## Task item
The records come next. Copy all of them exactly.

Excerpts from a dataset
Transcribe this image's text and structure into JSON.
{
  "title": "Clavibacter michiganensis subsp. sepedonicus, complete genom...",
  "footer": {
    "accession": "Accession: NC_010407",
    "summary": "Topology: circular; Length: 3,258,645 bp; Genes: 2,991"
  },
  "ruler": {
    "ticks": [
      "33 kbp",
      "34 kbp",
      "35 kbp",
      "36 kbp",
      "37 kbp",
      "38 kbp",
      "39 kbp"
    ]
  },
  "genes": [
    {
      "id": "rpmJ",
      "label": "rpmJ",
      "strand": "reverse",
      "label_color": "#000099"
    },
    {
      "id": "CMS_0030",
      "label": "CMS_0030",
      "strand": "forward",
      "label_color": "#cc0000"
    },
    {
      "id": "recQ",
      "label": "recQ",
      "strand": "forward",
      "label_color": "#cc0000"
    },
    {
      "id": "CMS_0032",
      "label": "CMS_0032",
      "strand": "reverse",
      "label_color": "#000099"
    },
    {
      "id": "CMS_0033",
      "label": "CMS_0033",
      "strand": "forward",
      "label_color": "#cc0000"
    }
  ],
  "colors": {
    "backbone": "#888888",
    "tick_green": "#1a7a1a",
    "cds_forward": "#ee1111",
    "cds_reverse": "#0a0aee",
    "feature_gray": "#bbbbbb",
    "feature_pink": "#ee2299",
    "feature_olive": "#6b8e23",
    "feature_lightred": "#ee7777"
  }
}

## Exercise solution
Transcribe this image's text and structure into JSON.
{
  "title": "Clavibacter michiganensis subsp. sepedonicus, complete genom...",
  "footer": {
    "accession": "Accession: NC_010407",
    "summary": "Topology: circular; Length: 3,258,645 bp; Genes: 2,991"
  },
  "ruler": {
    "ticks": [
      "33 kbp",
      "34 kbp",
      "35 kbp",
      "36 kbp",
      "37 kbp",
      "38 kbp",
      "39 kbp"
    ]
  },
  "genes": [
    {
      "id": "rpmJ",
      "label": "rpmJ",
      "strand": "reverse",
      "label_color": "#000099"
    },
    {
      "id": "CMS_0030",
      "label": "CMS_0030",
      "strand": "forward",
      "label_color": "#cc0000"
    },
    {
      "id": "recQ",
      "label": "recQ",
      "strand": "forward",
      "label_color": "#cc0000"
    },
    {
      "id": "CMS_0032",
      "label": "CMS_0032",
      "strand": "reverse",
      "label_color": "#000099"
    },
    {
      "id": "CMS_0033",
      "label": "CMS_0033",
      "strand": "forward",
      "label_color": "#cc0000"
    }
  ],
  "colors": {
    "backbone": "#888888",
    "tick_green": "#1a7a1a",
    "cds_forward": "#ee1111",
    "cds_reverse": "#0a0aee",
    "feature_gray": "#bbbbbb",
    "feature_pink": "#ee2299",
    "feature_olive": "#6b8e23",
    "feature_lightred": "#ee7777"
  }
}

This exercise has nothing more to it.